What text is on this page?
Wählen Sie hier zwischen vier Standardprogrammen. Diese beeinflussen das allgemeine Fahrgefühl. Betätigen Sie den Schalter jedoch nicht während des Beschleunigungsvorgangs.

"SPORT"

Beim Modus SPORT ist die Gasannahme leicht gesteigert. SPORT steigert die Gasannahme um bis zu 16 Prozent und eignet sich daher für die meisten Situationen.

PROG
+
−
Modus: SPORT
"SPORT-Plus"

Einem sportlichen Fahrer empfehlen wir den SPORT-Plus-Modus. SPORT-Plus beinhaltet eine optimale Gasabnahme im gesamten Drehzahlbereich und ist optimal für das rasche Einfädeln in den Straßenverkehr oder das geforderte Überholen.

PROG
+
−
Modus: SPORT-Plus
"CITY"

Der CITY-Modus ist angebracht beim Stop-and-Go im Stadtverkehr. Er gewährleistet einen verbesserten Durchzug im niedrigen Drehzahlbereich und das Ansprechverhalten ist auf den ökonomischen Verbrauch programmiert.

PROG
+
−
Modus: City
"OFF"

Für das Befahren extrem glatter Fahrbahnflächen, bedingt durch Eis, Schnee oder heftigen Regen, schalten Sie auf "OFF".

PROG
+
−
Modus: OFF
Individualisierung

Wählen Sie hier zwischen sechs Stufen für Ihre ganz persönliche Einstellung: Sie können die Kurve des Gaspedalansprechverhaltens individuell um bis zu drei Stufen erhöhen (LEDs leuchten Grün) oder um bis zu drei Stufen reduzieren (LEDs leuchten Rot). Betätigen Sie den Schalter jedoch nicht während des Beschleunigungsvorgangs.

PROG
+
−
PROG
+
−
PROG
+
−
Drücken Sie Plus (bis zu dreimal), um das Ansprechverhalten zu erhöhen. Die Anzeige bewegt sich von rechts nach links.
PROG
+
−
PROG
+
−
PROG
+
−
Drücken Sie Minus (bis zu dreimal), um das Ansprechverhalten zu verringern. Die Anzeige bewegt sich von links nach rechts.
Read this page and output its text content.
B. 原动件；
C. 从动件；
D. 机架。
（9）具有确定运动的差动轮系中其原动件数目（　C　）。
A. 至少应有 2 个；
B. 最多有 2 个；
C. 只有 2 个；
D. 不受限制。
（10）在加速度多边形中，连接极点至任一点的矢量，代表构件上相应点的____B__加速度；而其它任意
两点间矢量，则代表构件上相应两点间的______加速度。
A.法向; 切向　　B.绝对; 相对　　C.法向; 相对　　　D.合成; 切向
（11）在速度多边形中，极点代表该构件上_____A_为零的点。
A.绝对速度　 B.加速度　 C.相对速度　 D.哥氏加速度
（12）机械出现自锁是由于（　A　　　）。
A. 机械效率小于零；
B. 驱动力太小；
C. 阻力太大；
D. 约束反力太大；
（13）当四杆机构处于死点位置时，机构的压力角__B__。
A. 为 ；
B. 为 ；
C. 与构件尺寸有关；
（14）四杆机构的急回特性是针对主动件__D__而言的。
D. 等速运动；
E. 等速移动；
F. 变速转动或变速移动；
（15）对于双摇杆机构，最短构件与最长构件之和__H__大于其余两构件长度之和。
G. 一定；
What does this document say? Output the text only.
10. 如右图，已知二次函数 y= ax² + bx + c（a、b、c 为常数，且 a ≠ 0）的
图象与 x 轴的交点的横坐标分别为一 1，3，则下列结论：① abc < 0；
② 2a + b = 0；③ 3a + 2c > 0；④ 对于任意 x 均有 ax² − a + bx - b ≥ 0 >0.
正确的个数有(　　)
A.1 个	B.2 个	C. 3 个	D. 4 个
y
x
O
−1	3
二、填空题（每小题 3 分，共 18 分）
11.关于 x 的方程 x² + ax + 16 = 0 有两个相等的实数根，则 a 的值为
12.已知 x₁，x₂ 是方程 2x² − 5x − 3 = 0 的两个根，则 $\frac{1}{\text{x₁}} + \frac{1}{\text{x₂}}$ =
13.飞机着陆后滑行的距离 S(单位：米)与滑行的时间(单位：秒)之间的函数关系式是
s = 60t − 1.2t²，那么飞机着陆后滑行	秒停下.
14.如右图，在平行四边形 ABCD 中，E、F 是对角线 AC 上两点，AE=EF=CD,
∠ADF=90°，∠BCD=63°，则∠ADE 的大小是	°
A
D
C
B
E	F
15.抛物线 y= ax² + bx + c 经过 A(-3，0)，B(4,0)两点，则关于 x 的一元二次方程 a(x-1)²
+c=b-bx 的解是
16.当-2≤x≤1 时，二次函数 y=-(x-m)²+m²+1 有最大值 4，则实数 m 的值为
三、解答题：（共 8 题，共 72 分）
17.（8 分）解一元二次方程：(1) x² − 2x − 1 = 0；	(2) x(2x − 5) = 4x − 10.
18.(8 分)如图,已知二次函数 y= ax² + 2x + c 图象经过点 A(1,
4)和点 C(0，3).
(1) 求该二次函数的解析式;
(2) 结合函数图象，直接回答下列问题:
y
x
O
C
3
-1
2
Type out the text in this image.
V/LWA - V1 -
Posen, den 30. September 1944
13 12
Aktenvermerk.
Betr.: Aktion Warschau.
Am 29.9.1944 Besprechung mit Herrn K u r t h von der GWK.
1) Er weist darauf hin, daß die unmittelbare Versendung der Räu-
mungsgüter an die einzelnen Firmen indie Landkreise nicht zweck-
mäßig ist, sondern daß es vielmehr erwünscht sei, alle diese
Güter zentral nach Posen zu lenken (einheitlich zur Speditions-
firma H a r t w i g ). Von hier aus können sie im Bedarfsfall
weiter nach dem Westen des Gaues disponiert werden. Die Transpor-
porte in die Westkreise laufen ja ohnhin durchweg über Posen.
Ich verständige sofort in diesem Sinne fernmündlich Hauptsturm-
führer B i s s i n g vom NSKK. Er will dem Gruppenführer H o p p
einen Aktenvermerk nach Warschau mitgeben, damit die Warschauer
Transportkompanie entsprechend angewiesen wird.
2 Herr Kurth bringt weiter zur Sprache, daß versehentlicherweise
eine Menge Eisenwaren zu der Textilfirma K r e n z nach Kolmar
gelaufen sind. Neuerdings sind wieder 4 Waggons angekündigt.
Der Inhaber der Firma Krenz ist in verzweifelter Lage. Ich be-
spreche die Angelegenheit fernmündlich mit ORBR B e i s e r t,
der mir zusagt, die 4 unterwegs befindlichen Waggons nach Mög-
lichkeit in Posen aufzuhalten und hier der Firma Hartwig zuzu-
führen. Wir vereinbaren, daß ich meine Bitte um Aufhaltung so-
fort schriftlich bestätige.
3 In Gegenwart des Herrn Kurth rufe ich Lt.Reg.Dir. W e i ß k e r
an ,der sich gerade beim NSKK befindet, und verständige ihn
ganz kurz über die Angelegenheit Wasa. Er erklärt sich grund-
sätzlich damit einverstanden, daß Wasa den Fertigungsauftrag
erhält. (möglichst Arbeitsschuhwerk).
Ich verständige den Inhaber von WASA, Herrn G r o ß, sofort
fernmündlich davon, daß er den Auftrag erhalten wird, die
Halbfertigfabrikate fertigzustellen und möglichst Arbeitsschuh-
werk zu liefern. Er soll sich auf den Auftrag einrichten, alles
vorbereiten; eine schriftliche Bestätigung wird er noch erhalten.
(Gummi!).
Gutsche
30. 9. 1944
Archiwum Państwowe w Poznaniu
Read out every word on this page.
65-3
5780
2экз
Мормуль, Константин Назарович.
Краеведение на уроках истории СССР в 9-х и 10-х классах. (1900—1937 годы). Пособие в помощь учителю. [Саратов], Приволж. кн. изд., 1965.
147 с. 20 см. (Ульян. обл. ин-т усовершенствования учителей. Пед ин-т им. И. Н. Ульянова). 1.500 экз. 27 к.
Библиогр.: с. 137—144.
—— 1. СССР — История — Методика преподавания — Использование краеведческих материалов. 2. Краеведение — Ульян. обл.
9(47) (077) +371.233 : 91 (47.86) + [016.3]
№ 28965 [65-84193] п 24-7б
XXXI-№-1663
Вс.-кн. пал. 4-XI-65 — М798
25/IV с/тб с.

◇ ◇ ◇ ◇

Which lines contain the word "Краеведение"? Copy each one.

* [Exercise response]
Краеведение на уроках истории СССР в 9-х и 10-х классах. (1900—1937 годы). Пособие в помощь учителю. [Саратов], Приволж. кн. изд., 1965.
—— 1. СССР — История — Методика преподавания — Использование краеведческих материалов. 2. Краеведение — Ульян. обл.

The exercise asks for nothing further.